**Goal of the exercise**. Exactly reproduce the entries, dropping any pictures from your copy.
** start Data rows **
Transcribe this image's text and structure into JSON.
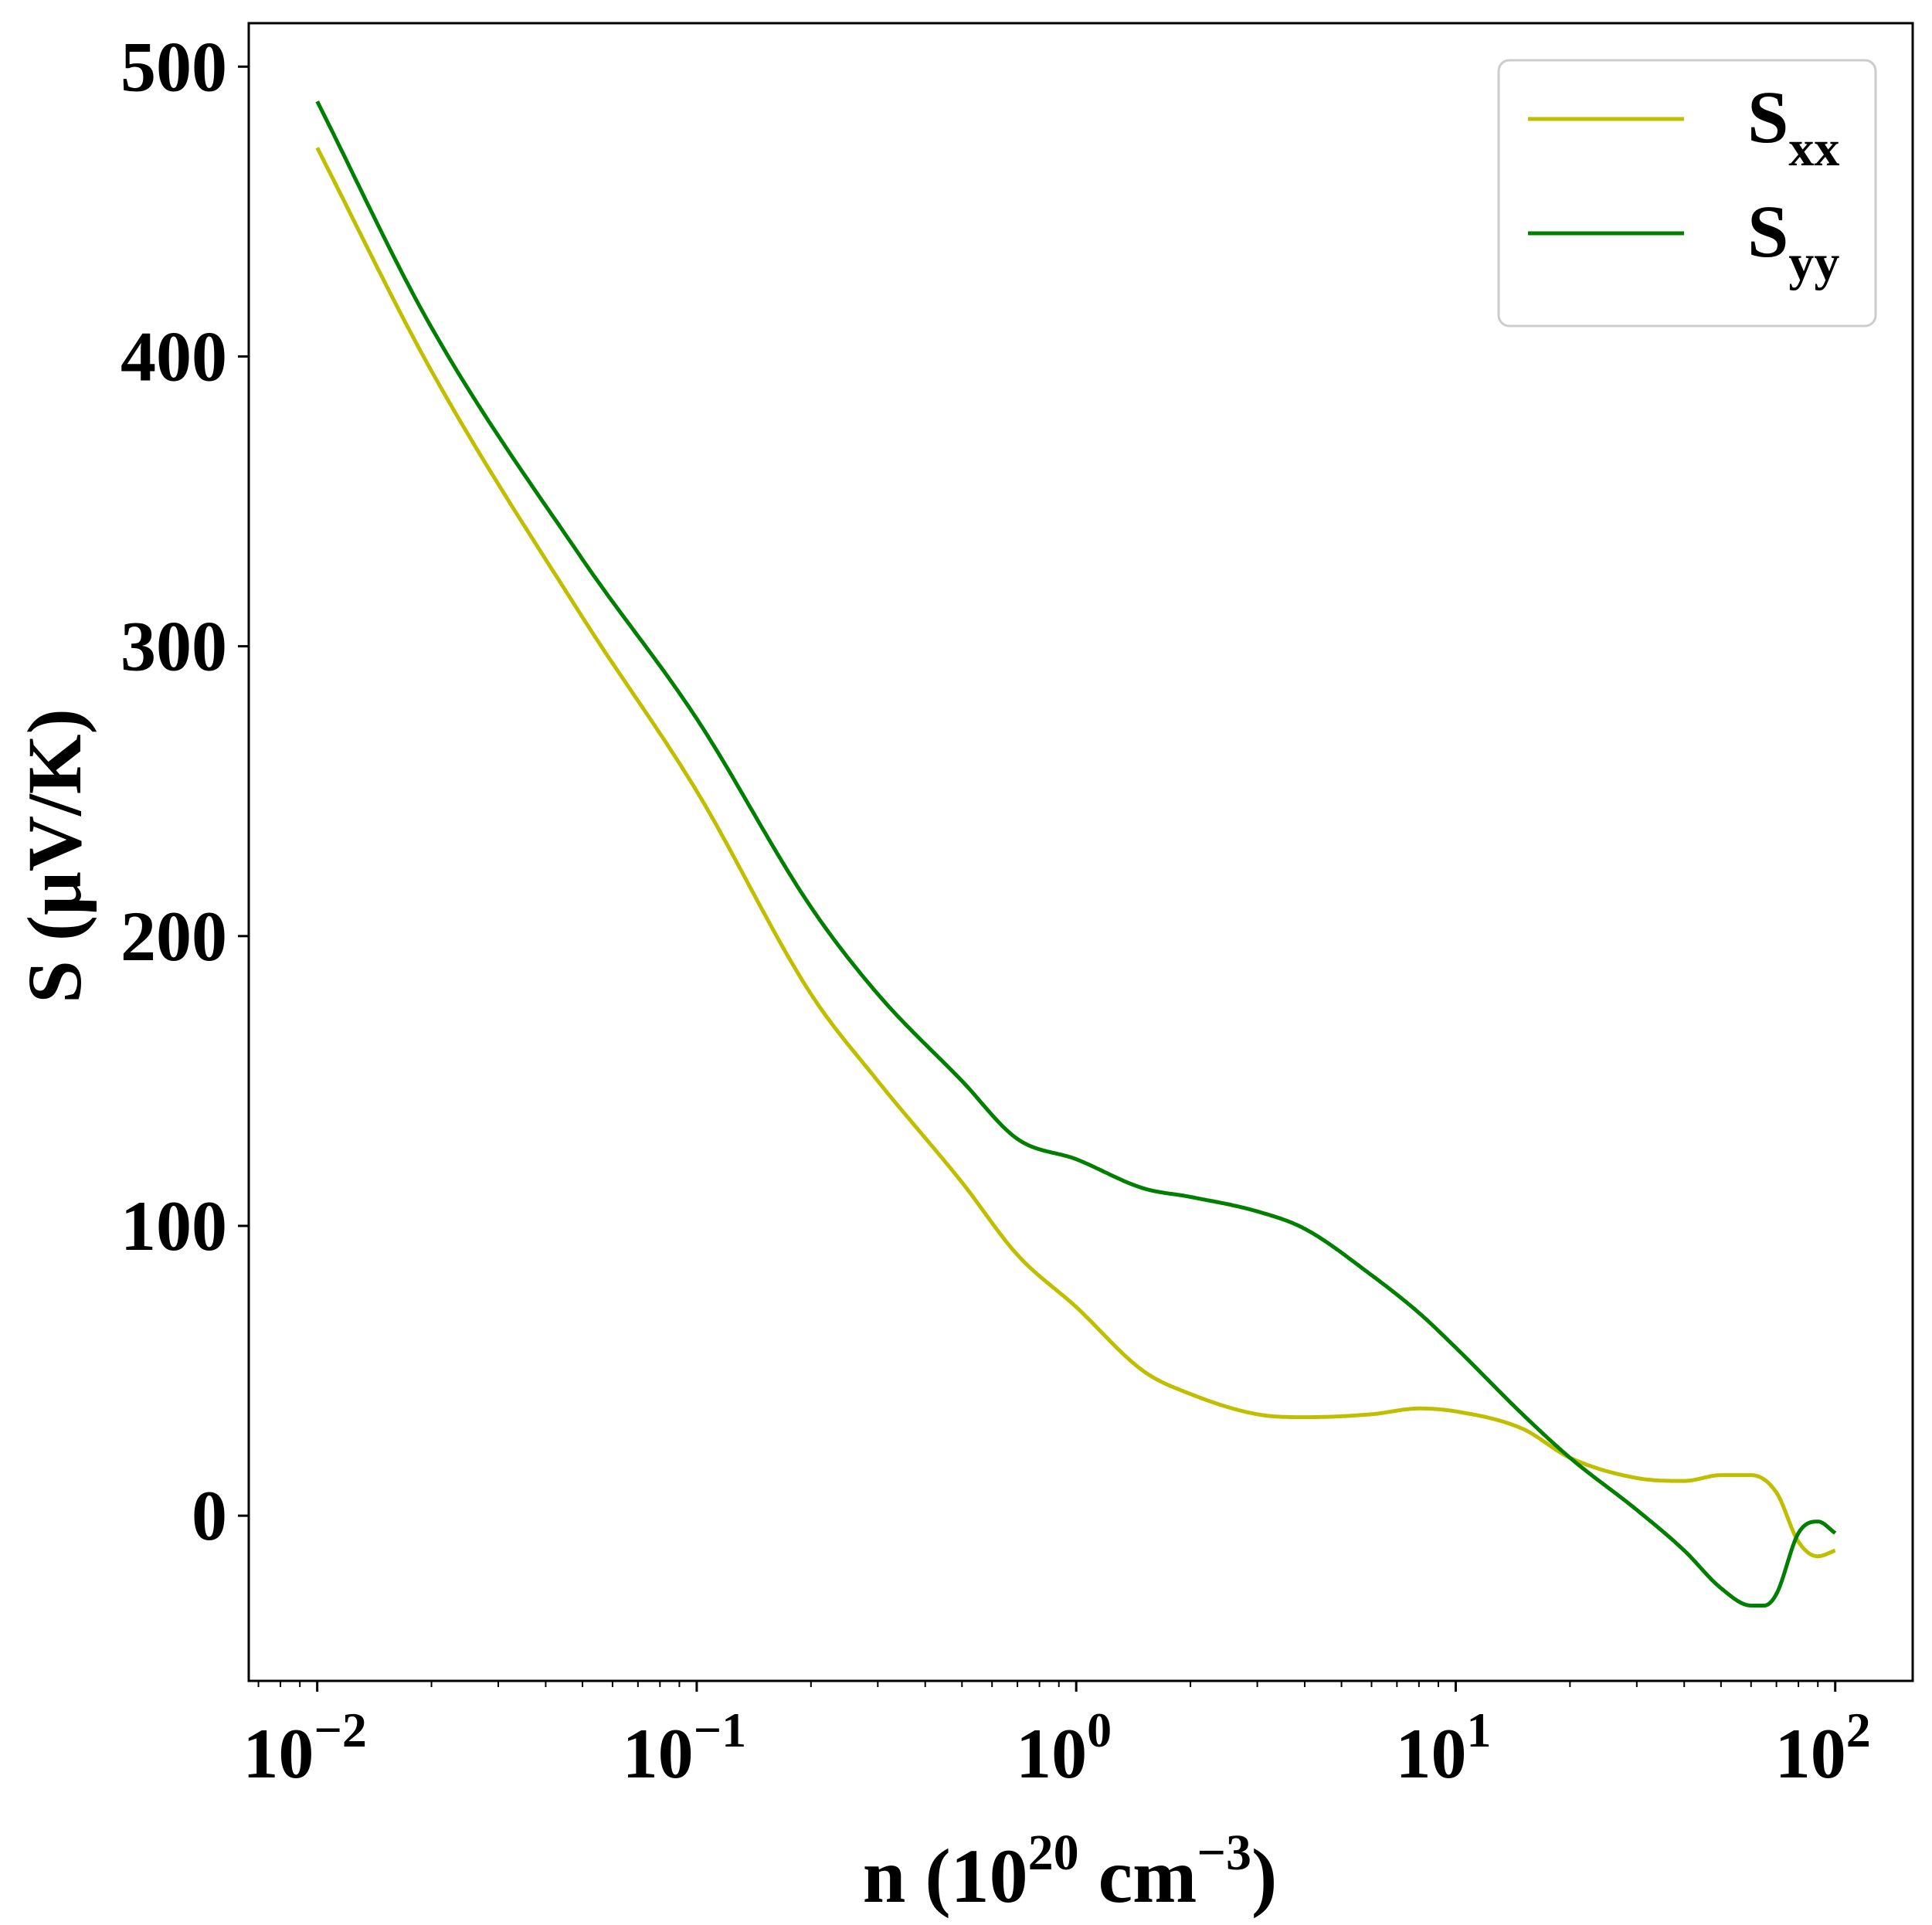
{
  "chart_data": {
    "type": "line",
    "xscale": "log",
    "xlim": [
      0.0066,
      160
    ],
    "ylim": [
      -57,
      515
    ],
    "grid": false,
    "legend_position": "top-right",
    "xlabel": {
      "base": "n (10",
      "sup1": "20",
      "mid": " cm",
      "sup2": "−3",
      "end": ")"
    },
    "ylabel": "S (μV/K)",
    "x_ticks": [
      {
        "value": 0.01,
        "base": "10",
        "exp": "−2"
      },
      {
        "value": 0.1,
        "base": "10",
        "exp": "−1"
      },
      {
        "value": 1,
        "base": "10",
        "exp": "0"
      },
      {
        "value": 10,
        "base": "10",
        "exp": "1"
      },
      {
        "value": 100,
        "base": "10",
        "exp": "2"
      }
    ],
    "y_ticks": [
      {
        "value": 0,
        "label": "0"
      },
      {
        "value": 100,
        "label": "100"
      },
      {
        "value": 200,
        "label": "200"
      },
      {
        "value": 300,
        "label": "300"
      },
      {
        "value": 400,
        "label": "400"
      },
      {
        "value": 500,
        "label": "500"
      }
    ],
    "series": [
      {
        "key": "sxx",
        "name_base": "S",
        "name_sub": "xx",
        "color": "#bfbf00",
        "x": [
          0.01,
          0.02,
          0.05,
          0.1,
          0.2,
          0.3,
          0.5,
          0.7,
          1,
          1.5,
          2,
          3,
          4,
          6,
          8,
          10,
          15,
          20,
          30,
          40,
          50,
          60,
          70,
          80,
          90,
          100
        ],
        "y": [
          472,
          395,
          310,
          250,
          180,
          150,
          115,
          90,
          72,
          50,
          42,
          35,
          34,
          35,
          37,
          36,
          30,
          20,
          13,
          12,
          14,
          14,
          8,
          -9,
          -14,
          -12
        ]
      },
      {
        "key": "syy",
        "name_base": "S",
        "name_sub": "yy",
        "color": "#007f00",
        "x": [
          0.01,
          0.02,
          0.05,
          0.1,
          0.2,
          0.3,
          0.5,
          0.7,
          1,
          1.5,
          2,
          3,
          4,
          6,
          8,
          10,
          15,
          20,
          30,
          40,
          50,
          60,
          65,
          70,
          80,
          90,
          100
        ],
        "y": [
          488,
          410,
          330,
          275,
          210,
          180,
          150,
          130,
          123,
          113,
          110,
          105,
          99,
          83,
          70,
          58,
          35,
          20,
          2,
          -12,
          -25,
          -31,
          -31,
          -27,
          -6,
          -2,
          -6
        ]
      }
    ]
  }
}
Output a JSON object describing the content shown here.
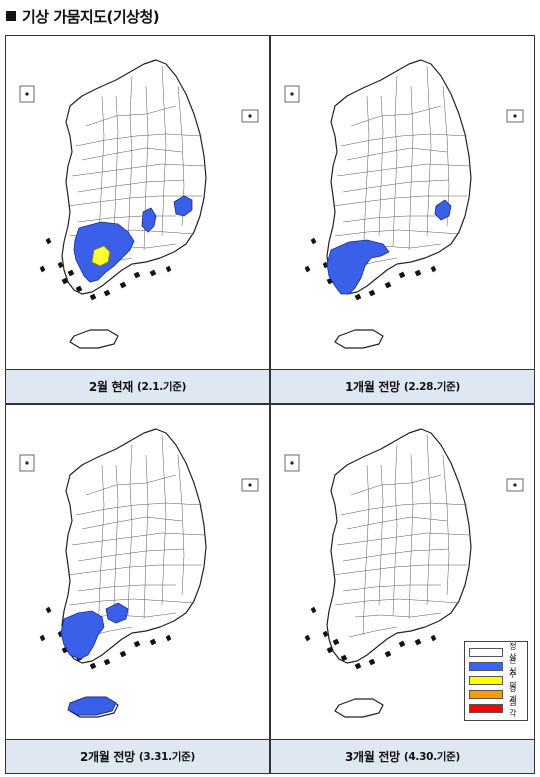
{
  "header": {
    "title": "기상 가뭄지도(기상청)"
  },
  "panels": [
    {
      "main": "2월 현재",
      "date": "(2.1.기준)"
    },
    {
      "main": "1개월 전망",
      "date": "(2.28.기준)"
    },
    {
      "main": "2개월 전망",
      "date": "(3.31.기준)"
    },
    {
      "main": "3개월 전망",
      "date": "(4.30.기준)"
    }
  ],
  "legend": {
    "items": [
      {
        "label": "정상",
        "color": "#ffffff"
      },
      {
        "label": "관심",
        "color": "#3366ff"
      },
      {
        "label": "주의",
        "color": "#ffff00"
      },
      {
        "label": "경계",
        "color": "#ff9900"
      },
      {
        "label": "심각",
        "color": "#ff0000"
      }
    ]
  },
  "colors": {
    "normal": "#ffffff",
    "watch": "#3a5fe8",
    "caution": "#ffff33",
    "caption_bg": "#dfe7f3"
  }
}
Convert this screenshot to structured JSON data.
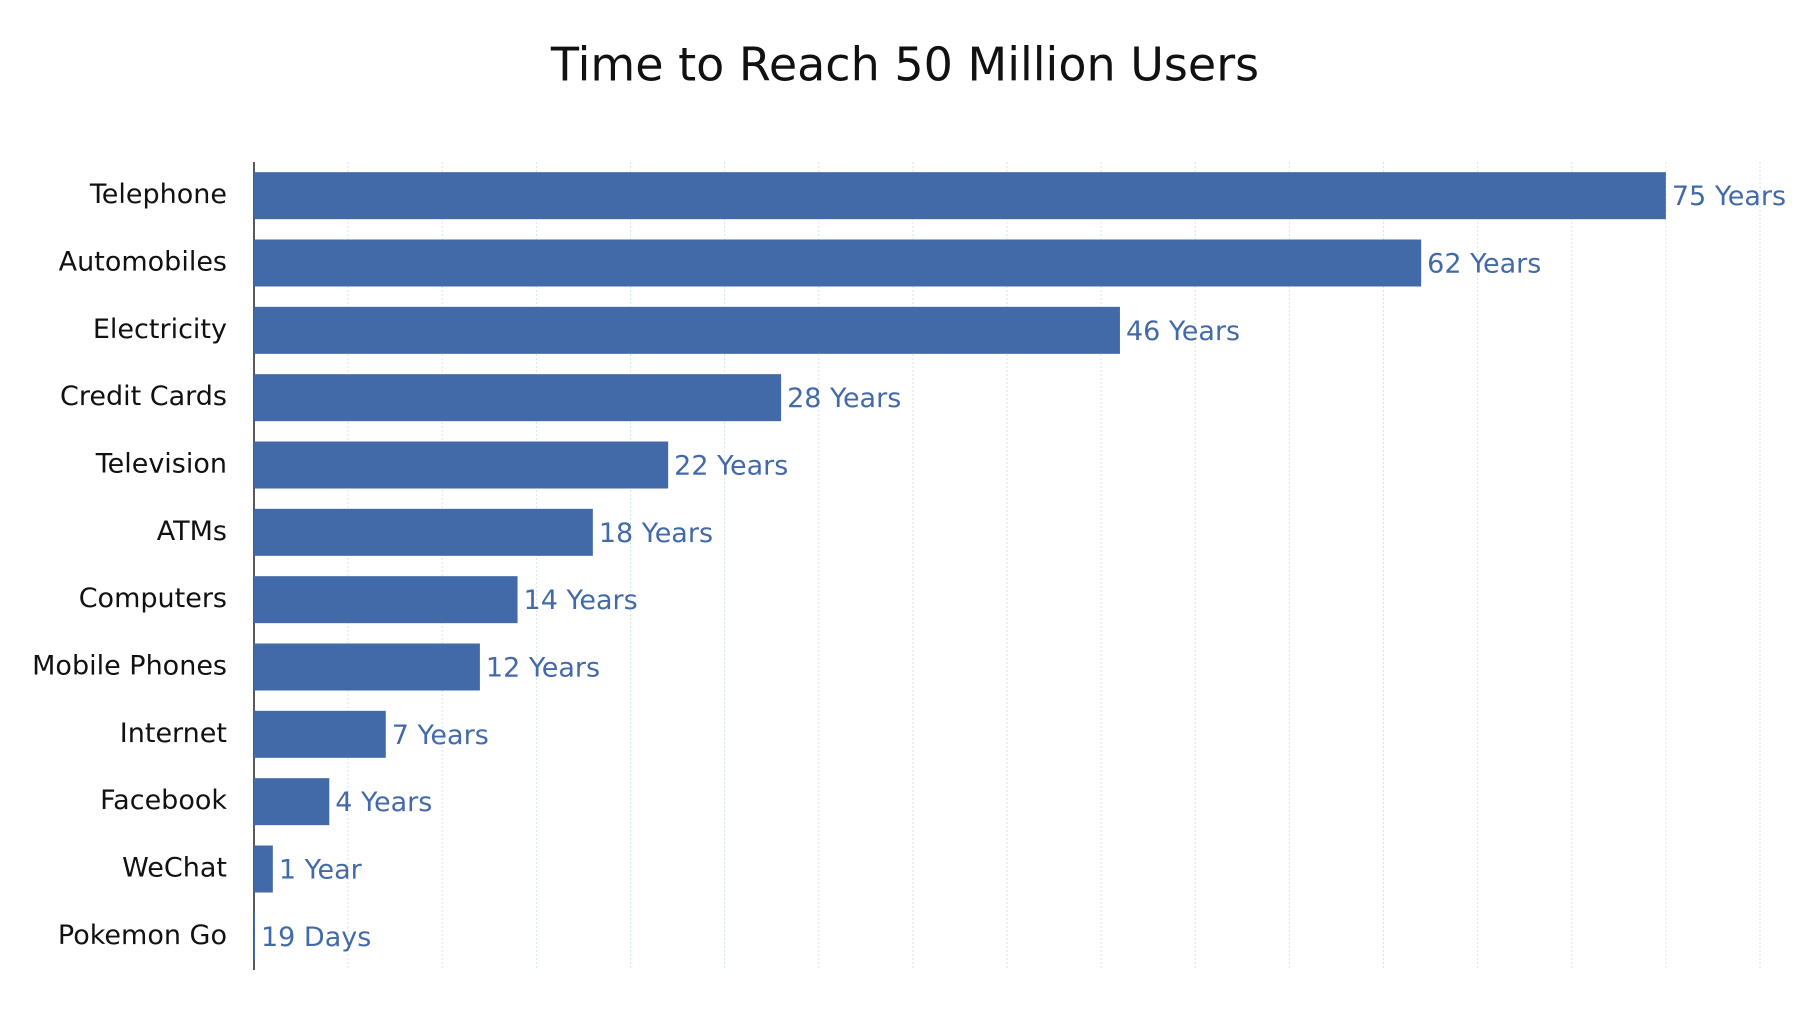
{
  "chart_data": {
    "type": "barh",
    "title": "Time to Reach 50 Million Users",
    "categories": [
      "Telephone",
      "Automobiles",
      "Electricity",
      "Credit Cards",
      "Television",
      "ATMs",
      "Computers",
      "Mobile Phones",
      "Internet",
      "Facebook",
      "WeChat",
      "Pokemon Go"
    ],
    "values": [
      75,
      62,
      46,
      28,
      22,
      18,
      14,
      12,
      7,
      4,
      1,
      0.052
    ],
    "value_labels": [
      "75 Years",
      "62 Years",
      "46 Years",
      "28 Years",
      "22 Years",
      "18 Years",
      "14 Years",
      "12 Years",
      "7 Years",
      "4 Years",
      "1 Year",
      "19 Days"
    ],
    "color": "#436aa8",
    "xlim": [
      0,
      80
    ],
    "xticks": [
      0,
      5,
      10,
      15,
      20,
      25,
      30,
      35,
      40,
      45,
      50,
      55,
      60,
      65,
      70,
      75,
      80
    ],
    "grid": true
  }
}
** end Data rows **
**Reply to the task**.
Transcribe this image's text and structure into JSON.
{
  "chart_data": {
    "type": "line",
    "xscale": "log",
    "xlim": [
      0.0066,
      160
    ],
    "ylim": [
      -57,
      515
    ],
    "grid": false,
    "legend_position": "top-right",
    "xlabel": {
      "base": "n (10",
      "sup1": "20",
      "mid": " cm",
      "sup2": "−3",
      "end": ")"
    },
    "ylabel": "S (μV/K)",
    "x_ticks": [
      {
        "value": 0.01,
        "base": "10",
        "exp": "−2"
      },
      {
        "value": 0.1,
        "base": "10",
        "exp": "−1"
      },
      {
        "value": 1,
        "base": "10",
        "exp": "0"
      },
      {
        "value": 10,
        "base": "10",
        "exp": "1"
      },
      {
        "value": 100,
        "base": "10",
        "exp": "2"
      }
    ],
    "y_ticks": [
      {
        "value": 0,
        "label": "0"
      },
      {
        "value": 100,
        "label": "100"
      },
      {
        "value": 200,
        "label": "200"
      },
      {
        "value": 300,
        "label": "300"
      },
      {
        "value": 400,
        "label": "400"
      },
      {
        "value": 500,
        "label": "500"
      }
    ],
    "series": [
      {
        "key": "sxx",
        "name_base": "S",
        "name_sub": "xx",
        "color": "#bfbf00",
        "x": [
          0.01,
          0.02,
          0.05,
          0.1,
          0.2,
          0.3,
          0.5,
          0.7,
          1,
          1.5,
          2,
          3,
          4,
          6,
          8,
          10,
          15,
          20,
          30,
          40,
          50,
          60,
          70,
          80,
          90,
          100
        ],
        "y": [
          472,
          395,
          310,
          250,
          180,
          150,
          115,
          90,
          72,
          50,
          42,
          35,
          34,
          35,
          37,
          36,
          30,
          20,
          13,
          12,
          14,
          14,
          8,
          -9,
          -14,
          -12
        ]
      },
      {
        "key": "syy",
        "name_base": "S",
        "name_sub": "yy",
        "color": "#007f00",
        "x": [
          0.01,
          0.02,
          0.05,
          0.1,
          0.2,
          0.3,
          0.5,
          0.7,
          1,
          1.5,
          2,
          3,
          4,
          6,
          8,
          10,
          15,
          20,
          30,
          40,
          50,
          60,
          65,
          70,
          80,
          90,
          100
        ],
        "y": [
          488,
          410,
          330,
          275,
          210,
          180,
          150,
          130,
          123,
          113,
          110,
          105,
          99,
          83,
          70,
          58,
          35,
          20,
          2,
          -12,
          -25,
          -31,
          -31,
          -27,
          -6,
          -2,
          -6
        ]
      }
    ]
  }
}
Output a JSON object describing the content shown here.
{
  "header": {
    "title": "기상 가뭄지도(기상청)"
  },
  "panels": [
    {
      "main": "2월 현재",
      "date": "(2.1.기준)"
    },
    {
      "main": "1개월 전망",
      "date": "(2.28.기준)"
    },
    {
      "main": "2개월 전망",
      "date": "(3.31.기준)"
    },
    {
      "main": "3개월 전망",
      "date": "(4.30.기준)"
    }
  ],
  "legend": {
    "items": [
      {
        "label": "정상",
        "color": "#ffffff"
      },
      {
        "label": "관심",
        "color": "#3366ff"
      },
      {
        "label": "주의",
        "color": "#ffff00"
      },
      {
        "label": "경계",
        "color": "#ff9900"
      },
      {
        "label": "심각",
        "color": "#ff0000"
      }
    ]
  },
  "colors": {
    "normal": "#ffffff",
    "watch": "#3a5fe8",
    "caution": "#ffff33",
    "caption_bg": "#dfe7f3"
  }
}
Convert this screenshot to structured JSON data.
{
  "chart_data": {
    "type": "barh",
    "title": "Time to Reach 50 Million Users",
    "categories": [
      "Telephone",
      "Automobiles",
      "Electricity",
      "Credit Cards",
      "Television",
      "ATMs",
      "Computers",
      "Mobile Phones",
      "Internet",
      "Facebook",
      "WeChat",
      "Pokemon Go"
    ],
    "values": [
      75,
      62,
      46,
      28,
      22,
      18,
      14,
      12,
      7,
      4,
      1,
      0.052
    ],
    "value_labels": [
      "75 Years",
      "62 Years",
      "46 Years",
      "28 Years",
      "22 Years",
      "18 Years",
      "14 Years",
      "12 Years",
      "7 Years",
      "4 Years",
      "1 Year",
      "19 Days"
    ],
    "color": "#436aa8",
    "xlim": [
      0,
      80
    ],
    "xticks": [
      0,
      5,
      10,
      15,
      20,
      25,
      30,
      35,
      40,
      45,
      50,
      55,
      60,
      65,
      70,
      75,
      80
    ],
    "grid": true
  }
}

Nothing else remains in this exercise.